*** Dataset records

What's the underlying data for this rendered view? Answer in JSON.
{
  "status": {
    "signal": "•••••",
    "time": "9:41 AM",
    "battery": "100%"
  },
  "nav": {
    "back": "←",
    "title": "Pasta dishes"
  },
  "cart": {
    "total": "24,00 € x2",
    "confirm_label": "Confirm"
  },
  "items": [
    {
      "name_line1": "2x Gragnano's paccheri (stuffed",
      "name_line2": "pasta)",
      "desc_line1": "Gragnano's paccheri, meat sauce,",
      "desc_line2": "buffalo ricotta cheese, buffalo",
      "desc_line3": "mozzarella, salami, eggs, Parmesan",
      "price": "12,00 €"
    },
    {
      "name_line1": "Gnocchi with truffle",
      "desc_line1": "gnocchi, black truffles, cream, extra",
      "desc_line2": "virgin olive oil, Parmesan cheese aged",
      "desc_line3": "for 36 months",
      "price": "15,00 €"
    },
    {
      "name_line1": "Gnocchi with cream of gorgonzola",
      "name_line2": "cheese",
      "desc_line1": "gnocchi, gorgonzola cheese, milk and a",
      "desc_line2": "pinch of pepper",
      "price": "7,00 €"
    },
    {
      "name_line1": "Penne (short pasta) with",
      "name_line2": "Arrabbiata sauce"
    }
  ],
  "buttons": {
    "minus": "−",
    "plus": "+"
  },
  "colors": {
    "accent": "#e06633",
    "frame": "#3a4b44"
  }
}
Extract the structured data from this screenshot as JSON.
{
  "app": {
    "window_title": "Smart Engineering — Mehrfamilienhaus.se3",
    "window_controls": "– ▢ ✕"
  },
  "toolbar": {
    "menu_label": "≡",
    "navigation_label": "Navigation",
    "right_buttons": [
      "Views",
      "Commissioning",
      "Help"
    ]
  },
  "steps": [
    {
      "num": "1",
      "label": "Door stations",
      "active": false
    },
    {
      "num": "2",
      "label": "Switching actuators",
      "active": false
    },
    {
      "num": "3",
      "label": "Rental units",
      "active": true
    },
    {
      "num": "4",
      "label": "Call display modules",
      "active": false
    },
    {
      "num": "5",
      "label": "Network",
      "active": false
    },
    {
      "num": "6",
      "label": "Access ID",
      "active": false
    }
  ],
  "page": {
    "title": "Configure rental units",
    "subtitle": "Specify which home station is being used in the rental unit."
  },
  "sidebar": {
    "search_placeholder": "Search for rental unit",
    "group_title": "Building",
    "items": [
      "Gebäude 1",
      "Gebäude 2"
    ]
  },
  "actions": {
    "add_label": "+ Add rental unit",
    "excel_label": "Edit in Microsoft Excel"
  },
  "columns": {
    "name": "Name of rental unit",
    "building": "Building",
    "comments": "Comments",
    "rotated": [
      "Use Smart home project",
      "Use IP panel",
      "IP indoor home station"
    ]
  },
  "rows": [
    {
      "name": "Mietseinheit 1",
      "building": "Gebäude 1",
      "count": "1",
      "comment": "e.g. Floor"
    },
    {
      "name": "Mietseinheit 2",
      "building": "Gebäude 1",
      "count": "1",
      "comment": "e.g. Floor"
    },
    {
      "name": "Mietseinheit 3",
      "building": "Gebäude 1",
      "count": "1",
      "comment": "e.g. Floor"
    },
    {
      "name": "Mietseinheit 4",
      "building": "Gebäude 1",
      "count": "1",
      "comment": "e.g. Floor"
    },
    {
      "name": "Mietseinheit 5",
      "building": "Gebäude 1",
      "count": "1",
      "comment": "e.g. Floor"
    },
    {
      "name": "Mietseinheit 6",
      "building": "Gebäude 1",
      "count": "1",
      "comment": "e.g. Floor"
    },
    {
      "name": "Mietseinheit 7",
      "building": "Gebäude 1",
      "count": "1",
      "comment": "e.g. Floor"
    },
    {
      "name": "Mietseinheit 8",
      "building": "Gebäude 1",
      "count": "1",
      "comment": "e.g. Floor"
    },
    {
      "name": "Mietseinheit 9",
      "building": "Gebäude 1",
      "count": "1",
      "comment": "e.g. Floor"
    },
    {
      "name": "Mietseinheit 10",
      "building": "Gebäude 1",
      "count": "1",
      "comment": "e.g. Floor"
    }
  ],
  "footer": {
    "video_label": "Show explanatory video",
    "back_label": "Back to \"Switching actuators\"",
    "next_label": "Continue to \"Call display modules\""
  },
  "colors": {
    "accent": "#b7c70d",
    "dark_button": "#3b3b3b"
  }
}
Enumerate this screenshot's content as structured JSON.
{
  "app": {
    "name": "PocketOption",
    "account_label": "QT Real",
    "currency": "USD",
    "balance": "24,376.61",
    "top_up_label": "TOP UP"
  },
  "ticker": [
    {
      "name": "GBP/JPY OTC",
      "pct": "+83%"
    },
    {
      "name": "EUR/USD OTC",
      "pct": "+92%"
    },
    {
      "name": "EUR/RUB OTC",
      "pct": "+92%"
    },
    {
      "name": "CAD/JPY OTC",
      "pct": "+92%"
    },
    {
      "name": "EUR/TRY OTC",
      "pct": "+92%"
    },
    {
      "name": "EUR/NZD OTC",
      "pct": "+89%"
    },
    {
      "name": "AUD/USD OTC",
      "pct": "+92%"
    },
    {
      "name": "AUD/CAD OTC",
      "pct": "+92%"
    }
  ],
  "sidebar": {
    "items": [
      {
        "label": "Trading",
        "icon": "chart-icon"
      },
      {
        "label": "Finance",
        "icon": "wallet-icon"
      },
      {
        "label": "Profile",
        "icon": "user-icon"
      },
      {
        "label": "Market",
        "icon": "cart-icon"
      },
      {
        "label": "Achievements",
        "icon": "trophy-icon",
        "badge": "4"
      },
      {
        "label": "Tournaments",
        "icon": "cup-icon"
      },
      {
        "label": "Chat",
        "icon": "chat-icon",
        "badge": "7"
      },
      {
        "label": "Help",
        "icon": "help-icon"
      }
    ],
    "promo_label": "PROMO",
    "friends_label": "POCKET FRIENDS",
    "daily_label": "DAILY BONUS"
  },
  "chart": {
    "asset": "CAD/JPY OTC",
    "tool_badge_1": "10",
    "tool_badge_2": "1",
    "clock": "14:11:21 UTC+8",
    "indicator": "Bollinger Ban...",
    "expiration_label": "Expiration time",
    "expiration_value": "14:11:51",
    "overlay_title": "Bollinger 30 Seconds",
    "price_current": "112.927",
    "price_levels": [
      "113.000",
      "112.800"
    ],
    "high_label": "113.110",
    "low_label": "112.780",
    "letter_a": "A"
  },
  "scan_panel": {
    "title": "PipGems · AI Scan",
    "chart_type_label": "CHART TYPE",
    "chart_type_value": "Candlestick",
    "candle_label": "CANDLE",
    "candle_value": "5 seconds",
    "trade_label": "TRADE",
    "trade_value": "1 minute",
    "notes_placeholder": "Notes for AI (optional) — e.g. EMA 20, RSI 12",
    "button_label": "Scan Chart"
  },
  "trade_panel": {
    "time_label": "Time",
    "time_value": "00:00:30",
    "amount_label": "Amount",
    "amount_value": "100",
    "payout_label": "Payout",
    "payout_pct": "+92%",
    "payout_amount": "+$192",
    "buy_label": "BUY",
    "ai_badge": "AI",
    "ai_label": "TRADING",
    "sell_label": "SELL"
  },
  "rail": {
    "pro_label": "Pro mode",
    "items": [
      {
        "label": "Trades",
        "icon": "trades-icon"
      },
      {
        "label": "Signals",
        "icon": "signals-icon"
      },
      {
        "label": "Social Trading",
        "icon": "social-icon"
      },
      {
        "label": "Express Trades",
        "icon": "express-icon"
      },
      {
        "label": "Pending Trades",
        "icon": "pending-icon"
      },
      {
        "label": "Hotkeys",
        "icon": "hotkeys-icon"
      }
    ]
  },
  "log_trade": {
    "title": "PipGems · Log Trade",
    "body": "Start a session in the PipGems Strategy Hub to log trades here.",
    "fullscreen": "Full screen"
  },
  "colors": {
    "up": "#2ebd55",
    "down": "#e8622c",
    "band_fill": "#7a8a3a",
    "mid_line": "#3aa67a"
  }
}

******

The request
For the entries shown above, give the number of lines that include the word "Mietseinheit", without any other text.

Task result
10